#### DIRECTION:
Transcribe the full listing below exactly.

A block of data
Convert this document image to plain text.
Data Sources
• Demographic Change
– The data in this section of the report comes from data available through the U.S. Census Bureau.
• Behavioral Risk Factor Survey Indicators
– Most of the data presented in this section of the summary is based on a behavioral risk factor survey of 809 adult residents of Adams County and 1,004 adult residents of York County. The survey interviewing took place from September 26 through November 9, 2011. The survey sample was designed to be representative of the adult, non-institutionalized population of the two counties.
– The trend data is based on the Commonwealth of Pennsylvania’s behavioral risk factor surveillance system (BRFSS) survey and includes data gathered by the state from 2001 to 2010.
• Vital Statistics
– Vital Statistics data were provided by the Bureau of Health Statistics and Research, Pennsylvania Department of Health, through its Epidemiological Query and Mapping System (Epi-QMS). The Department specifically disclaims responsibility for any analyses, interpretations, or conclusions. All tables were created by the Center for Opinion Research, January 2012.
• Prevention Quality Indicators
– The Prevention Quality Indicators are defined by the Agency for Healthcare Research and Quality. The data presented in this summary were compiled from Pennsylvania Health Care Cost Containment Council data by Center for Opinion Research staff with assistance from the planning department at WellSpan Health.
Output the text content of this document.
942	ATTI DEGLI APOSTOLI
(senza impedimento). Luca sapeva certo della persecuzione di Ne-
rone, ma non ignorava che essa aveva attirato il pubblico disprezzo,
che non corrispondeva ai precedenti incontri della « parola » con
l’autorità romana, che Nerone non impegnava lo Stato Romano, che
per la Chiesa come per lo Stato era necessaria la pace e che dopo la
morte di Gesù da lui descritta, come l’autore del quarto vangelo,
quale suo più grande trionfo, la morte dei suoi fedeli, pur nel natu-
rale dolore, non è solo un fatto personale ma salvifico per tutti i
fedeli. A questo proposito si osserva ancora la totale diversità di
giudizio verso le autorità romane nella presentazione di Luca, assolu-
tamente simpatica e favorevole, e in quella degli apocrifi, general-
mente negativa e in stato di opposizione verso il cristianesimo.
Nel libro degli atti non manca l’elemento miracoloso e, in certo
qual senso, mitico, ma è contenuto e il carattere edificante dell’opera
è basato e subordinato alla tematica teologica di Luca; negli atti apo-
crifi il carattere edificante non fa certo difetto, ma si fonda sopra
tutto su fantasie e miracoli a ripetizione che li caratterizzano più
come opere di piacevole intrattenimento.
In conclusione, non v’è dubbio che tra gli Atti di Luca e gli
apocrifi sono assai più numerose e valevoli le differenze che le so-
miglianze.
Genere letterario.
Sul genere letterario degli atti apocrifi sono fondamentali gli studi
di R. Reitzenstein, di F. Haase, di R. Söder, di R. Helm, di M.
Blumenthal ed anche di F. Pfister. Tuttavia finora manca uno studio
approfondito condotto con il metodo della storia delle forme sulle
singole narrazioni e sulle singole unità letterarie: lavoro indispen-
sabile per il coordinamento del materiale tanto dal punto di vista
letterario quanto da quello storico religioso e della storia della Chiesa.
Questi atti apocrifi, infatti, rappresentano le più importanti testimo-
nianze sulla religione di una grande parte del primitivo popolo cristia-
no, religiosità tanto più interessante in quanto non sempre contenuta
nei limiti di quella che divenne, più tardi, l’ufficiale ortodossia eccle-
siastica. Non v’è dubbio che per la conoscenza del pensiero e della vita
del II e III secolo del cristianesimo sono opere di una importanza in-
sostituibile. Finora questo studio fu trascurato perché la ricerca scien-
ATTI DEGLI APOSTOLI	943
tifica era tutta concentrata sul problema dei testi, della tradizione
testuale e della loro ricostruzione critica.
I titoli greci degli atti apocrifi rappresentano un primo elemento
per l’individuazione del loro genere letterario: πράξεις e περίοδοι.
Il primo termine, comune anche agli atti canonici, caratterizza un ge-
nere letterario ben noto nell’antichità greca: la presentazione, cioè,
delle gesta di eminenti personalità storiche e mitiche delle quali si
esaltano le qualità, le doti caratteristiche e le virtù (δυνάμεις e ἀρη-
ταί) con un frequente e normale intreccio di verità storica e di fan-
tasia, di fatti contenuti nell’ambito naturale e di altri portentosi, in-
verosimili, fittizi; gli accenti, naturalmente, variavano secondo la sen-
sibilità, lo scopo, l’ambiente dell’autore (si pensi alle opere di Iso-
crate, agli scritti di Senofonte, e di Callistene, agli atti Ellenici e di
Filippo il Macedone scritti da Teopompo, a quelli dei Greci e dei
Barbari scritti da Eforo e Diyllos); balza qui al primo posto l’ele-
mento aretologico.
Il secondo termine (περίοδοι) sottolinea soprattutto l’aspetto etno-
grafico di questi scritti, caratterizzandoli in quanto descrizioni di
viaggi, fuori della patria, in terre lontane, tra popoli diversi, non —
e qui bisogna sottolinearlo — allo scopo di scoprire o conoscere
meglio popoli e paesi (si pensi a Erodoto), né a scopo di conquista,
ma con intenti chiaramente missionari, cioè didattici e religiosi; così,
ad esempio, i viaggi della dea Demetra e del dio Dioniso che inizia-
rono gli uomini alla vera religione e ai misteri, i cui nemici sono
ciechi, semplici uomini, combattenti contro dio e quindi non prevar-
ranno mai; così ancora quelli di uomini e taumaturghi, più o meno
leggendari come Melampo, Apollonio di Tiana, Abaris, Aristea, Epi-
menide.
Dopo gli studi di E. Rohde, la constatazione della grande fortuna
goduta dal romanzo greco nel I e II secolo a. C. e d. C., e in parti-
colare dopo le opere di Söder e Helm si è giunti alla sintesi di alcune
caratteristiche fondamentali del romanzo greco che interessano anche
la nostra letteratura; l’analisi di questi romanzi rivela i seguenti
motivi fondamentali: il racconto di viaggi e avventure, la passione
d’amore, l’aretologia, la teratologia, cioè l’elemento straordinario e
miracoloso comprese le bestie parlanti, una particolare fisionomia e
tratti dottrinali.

#### ANSWER FOR THE TASK:
Convert this document image to plain text.
Data Sources
• Demographic Change
– The data in this section of the report comes from data available through the U.S. Census Bureau.
• Behavioral Risk Factor Survey Indicators
– Most of the data presented in this section of the summary is based on a behavioral risk factor survey of 809 adult residents of Adams County and 1,004 adult residents of York County. The survey interviewing took place from September 26 through November 9, 2011. The survey sample was designed to be representative of the adult, non-institutionalized population of the two counties.
– The trend data is based on the Commonwealth of Pennsylvania’s behavioral risk factor surveillance system (BRFSS) survey and includes data gathered by the state from 2001 to 2010.
• Vital Statistics
– Vital Statistics data were provided by the Bureau of Health Statistics and Research, Pennsylvania Department of Health, through its Epidemiological Query and Mapping System (Epi-QMS). The Department specifically disclaims responsibility for any analyses, interpretations, or conclusions. All tables were created by the Center for Opinion Research, January 2012.
• Prevention Quality Indicators
– The Prevention Quality Indicators are defined by the Agency for Healthcare Research and Quality. The data presented in this summary were compiled from Pennsylvania Health Care Cost Containment Council data by Center for Opinion Research staff with assistance from the planning department at WellSpan Health.
Output the text content of this document.
942	ATTI DEGLI APOSTOLI
(senza impedimento). Luca sapeva certo della persecuzione di Ne-
rone, ma non ignorava che essa aveva attirato il pubblico disprezzo,
che non corrispondeva ai precedenti incontri della « parola » con
l’autorità romana, che Nerone non impegnava lo Stato Romano, che
per la Chiesa come per lo Stato era necessaria la pace e che dopo la
morte di Gesù da lui descritta, come l’autore del quarto vangelo,
quale suo più grande trionfo, la morte dei suoi fedeli, pur nel natu-
rale dolore, non è solo un fatto personale ma salvifico per tutti i
fedeli. A questo proposito si osserva ancora la totale diversità di
giudizio verso le autorità romane nella presentazione di Luca, assolu-
tamente simpatica e favorevole, e in quella degli apocrifi, general-
mente negativa e in stato di opposizione verso il cristianesimo.
Nel libro degli atti non manca l’elemento miracoloso e, in certo
qual senso, mitico, ma è contenuto e il carattere edificante dell’opera
è basato e subordinato alla tematica teologica di Luca; negli atti apo-
crifi il carattere edificante non fa certo difetto, ma si fonda sopra
tutto su fantasie e miracoli a ripetizione che li caratterizzano più
come opere di piacevole intrattenimento.
In conclusione, non v’è dubbio che tra gli Atti di Luca e gli
apocrifi sono assai più numerose e valevoli le differenze che le so-
miglianze.
Genere letterario.
Sul genere letterario degli atti apocrifi sono fondamentali gli studi
di R. Reitzenstein, di F. Haase, di R. Söder, di R. Helm, di M.
Blumenthal ed anche di F. Pfister. Tuttavia finora manca uno studio
approfondito condotto con il metodo della storia delle forme sulle
singole narrazioni e sulle singole unità letterarie: lavoro indispen-
sabile per il coordinamento del materiale tanto dal punto di vista
letterario quanto da quello storico religioso e della storia della Chiesa.
Questi atti apocrifi, infatti, rappresentano le più importanti testimo-
nianze sulla religione di una grande parte del primitivo popolo cristia-
no, religiosità tanto più interessante in quanto non sempre contenuta
nei limiti di quella che divenne, più tardi, l’ufficiale ortodossia eccle-
siastica. Non v’è dubbio che per la conoscenza del pensiero e della vita
del II e III secolo del cristianesimo sono opere di una importanza in-
sostituibile. Finora questo studio fu trascurato perché la ricerca scien-
ATTI DEGLI APOSTOLI	943
tifica era tutta concentrata sul problema dei testi, della tradizione
testuale e della loro ricostruzione critica.
I titoli greci degli atti apocrifi rappresentano un primo elemento
per l’individuazione del loro genere letterario: πράξεις e περίοδοι.
Il primo termine, comune anche agli atti canonici, caratterizza un ge-
nere letterario ben noto nell’antichità greca: la presentazione, cioè,
delle gesta di eminenti personalità storiche e mitiche delle quali si
esaltano le qualità, le doti caratteristiche e le virtù (δυνάμεις e ἀρη-
ταί) con un frequente e normale intreccio di verità storica e di fan-
tasia, di fatti contenuti nell’ambito naturale e di altri portentosi, in-
verosimili, fittizi; gli accenti, naturalmente, variavano secondo la sen-
sibilità, lo scopo, l’ambiente dell’autore (si pensi alle opere di Iso-
crate, agli scritti di Senofonte, e di Callistene, agli atti Ellenici e di
Filippo il Macedone scritti da Teopompo, a quelli dei Greci e dei
Barbari scritti da Eforo e Diyllos); balza qui al primo posto l’ele-
mento aretologico.
Il secondo termine (περίοδοι) sottolinea soprattutto l’aspetto etno-
grafico di questi scritti, caratterizzandoli in quanto descrizioni di
viaggi, fuori della patria, in terre lontane, tra popoli diversi, non —
e qui bisogna sottolinearlo — allo scopo di scoprire o conoscere
meglio popoli e paesi (si pensi a Erodoto), né a scopo di conquista,
ma con intenti chiaramente missionari, cioè didattici e religiosi; così,
ad esempio, i viaggi della dea Demetra e del dio Dioniso che inizia-
rono gli uomini alla vera religione e ai misteri, i cui nemici sono
ciechi, semplici uomini, combattenti contro dio e quindi non prevar-
ranno mai; così ancora quelli di uomini e taumaturghi, più o meno
leggendari come Melampo, Apollonio di Tiana, Abaris, Aristea, Epi-
menide.
Dopo gli studi di E. Rohde, la constatazione della grande fortuna
goduta dal romanzo greco nel I e II secolo a. C. e d. C., e in parti-
colare dopo le opere di Söder e Helm si è giunti alla sintesi di alcune
caratteristiche fondamentali del romanzo greco che interessano anche
la nostra letteratura; l’analisi di questi romanzi rivela i seguenti
motivi fondamentali: il racconto di viaggi e avventure, la passione
d’amore, l’aretologia, la teratologia, cioè l’elemento straordinario e
miracoloso comprese le bestie parlanti, una particolare fisionomia e
tratti dottrinali.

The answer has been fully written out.